● **Records supplied**:
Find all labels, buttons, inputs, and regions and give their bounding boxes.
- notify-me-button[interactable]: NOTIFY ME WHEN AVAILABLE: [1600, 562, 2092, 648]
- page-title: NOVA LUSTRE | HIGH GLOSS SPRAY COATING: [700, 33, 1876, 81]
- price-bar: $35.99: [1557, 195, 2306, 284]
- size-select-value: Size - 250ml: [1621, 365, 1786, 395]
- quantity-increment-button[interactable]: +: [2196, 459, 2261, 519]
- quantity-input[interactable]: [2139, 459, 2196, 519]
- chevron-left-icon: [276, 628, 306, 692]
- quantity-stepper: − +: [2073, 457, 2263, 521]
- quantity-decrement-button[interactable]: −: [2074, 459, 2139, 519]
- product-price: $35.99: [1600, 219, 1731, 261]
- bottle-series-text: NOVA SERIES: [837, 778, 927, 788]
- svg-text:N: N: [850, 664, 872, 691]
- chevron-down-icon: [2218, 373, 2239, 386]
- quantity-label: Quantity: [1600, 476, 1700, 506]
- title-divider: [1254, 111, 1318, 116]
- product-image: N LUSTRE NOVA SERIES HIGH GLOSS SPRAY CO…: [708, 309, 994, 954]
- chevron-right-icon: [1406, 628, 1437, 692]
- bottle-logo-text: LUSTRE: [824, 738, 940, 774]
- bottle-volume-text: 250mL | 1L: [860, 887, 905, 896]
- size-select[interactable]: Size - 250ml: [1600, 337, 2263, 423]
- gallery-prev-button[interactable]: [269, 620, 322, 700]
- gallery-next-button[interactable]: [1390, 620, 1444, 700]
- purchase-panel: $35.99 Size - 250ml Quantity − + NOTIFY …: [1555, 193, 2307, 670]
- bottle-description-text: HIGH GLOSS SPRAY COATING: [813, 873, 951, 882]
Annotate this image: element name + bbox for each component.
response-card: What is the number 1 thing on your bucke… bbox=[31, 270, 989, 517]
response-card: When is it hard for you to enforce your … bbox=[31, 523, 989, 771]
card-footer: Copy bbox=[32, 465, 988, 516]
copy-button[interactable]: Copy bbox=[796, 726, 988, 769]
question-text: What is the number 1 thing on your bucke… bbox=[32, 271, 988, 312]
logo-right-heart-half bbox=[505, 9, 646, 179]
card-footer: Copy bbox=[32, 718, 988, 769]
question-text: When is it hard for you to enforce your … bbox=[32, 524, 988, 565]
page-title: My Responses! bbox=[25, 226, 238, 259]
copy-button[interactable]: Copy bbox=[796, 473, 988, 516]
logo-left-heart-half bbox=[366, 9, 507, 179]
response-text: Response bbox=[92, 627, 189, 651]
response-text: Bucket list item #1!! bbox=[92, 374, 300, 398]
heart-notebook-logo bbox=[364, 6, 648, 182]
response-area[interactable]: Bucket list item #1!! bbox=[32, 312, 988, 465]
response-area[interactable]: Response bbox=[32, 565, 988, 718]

● **The exercise**: Rename "copy-button" to "clipboard-button" everywhere it occurs in the material above, and reproduce all of the material with every other character left unchanged.

● **The response**:
Find all labels, buttons, inputs, and regions and give their bounding boxes.
- notify-me-button[interactable]: NOTIFY ME WHEN AVAILABLE: [1600, 562, 2092, 648]
- page-title: NOVA LUSTRE | HIGH GLOSS SPRAY COATING: [700, 33, 1876, 81]
- price-bar: $35.99: [1557, 195, 2306, 284]
- size-select-value: Size - 250ml: [1621, 365, 1786, 395]
- quantity-increment-button[interactable]: +: [2196, 459, 2261, 519]
- quantity-input[interactable]: [2139, 459, 2196, 519]
- chevron-left-icon: [276, 628, 306, 692]
- quantity-stepper: − +: [2073, 457, 2263, 521]
- quantity-decrement-button[interactable]: −: [2074, 459, 2139, 519]
- product-price: $35.99: [1600, 219, 1731, 261]
- bottle-series-text: NOVA SERIES: [837, 778, 927, 788]
- svg-text:N: N: [850, 664, 872, 691]
- chevron-down-icon: [2218, 373, 2239, 386]
- quantity-label: Quantity: [1600, 476, 1700, 506]
- title-divider: [1254, 111, 1318, 116]
- product-image: N LUSTRE NOVA SERIES HIGH GLOSS SPRAY CO…: [708, 309, 994, 954]
- chevron-right-icon: [1406, 628, 1437, 692]
- bottle-logo-text: LUSTRE: [824, 738, 940, 774]
- bottle-volume-text: 250mL | 1L: [860, 887, 905, 896]
- size-select[interactable]: Size - 250ml: [1600, 337, 2263, 423]
- gallery-prev-button[interactable]: [269, 620, 322, 700]
- gallery-next-button[interactable]: [1390, 620, 1444, 700]
- purchase-panel: $35.99 Size - 250ml Quantity − + NOTIFY …: [1555, 193, 2307, 670]
- bottle-description-text: HIGH GLOSS SPRAY COATING: [813, 873, 951, 882]
Annotate this image: element name + bbox for each component.
response-card: What is the number 1 thing on your bucke… bbox=[31, 270, 989, 517]
response-card: When is it hard for you to enforce your … bbox=[31, 523, 989, 771]
card-footer: Copy bbox=[32, 465, 988, 516]
clipboard-button[interactable]: Copy bbox=[796, 726, 988, 769]
question-text: What is the number 1 thing on your bucke… bbox=[32, 271, 988, 312]
logo-right-heart-half bbox=[505, 9, 646, 179]
card-footer: Copy bbox=[32, 718, 988, 769]
question-text: When is it hard for you to enforce your … bbox=[32, 524, 988, 565]
page-title: My Responses! bbox=[25, 226, 238, 259]
clipboard-button[interactable]: Copy bbox=[796, 473, 988, 516]
logo-left-heart-half bbox=[366, 9, 507, 179]
response-text: Response bbox=[92, 627, 189, 651]
response-text: Bucket list item #1!! bbox=[92, 374, 300, 398]
heart-notebook-logo bbox=[364, 6, 648, 182]
response-area[interactable]: Bucket list item #1!! bbox=[32, 312, 988, 465]
response-area[interactable]: Response bbox=[32, 565, 988, 718]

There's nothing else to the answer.